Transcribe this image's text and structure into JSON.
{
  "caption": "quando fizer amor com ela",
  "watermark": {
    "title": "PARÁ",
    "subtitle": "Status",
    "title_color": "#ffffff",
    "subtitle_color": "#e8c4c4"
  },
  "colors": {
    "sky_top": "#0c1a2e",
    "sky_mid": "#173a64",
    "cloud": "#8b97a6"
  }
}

** STATED GOAL **
All of the data needs to be printed once more, exactly.

** EXPECTED OUTPUT **
Transcribe this image's text and structure into JSON.
{
  "caption": "quando fizer amor com ela",
  "watermark": {
    "title": "PARÁ",
    "subtitle": "Status",
    "title_color": "#ffffff",
    "subtitle_color": "#e8c4c4"
  },
  "colors": {
    "sky_top": "#0c1a2e",
    "sky_mid": "#173a64",
    "cloud": "#8b97a6"
  }
}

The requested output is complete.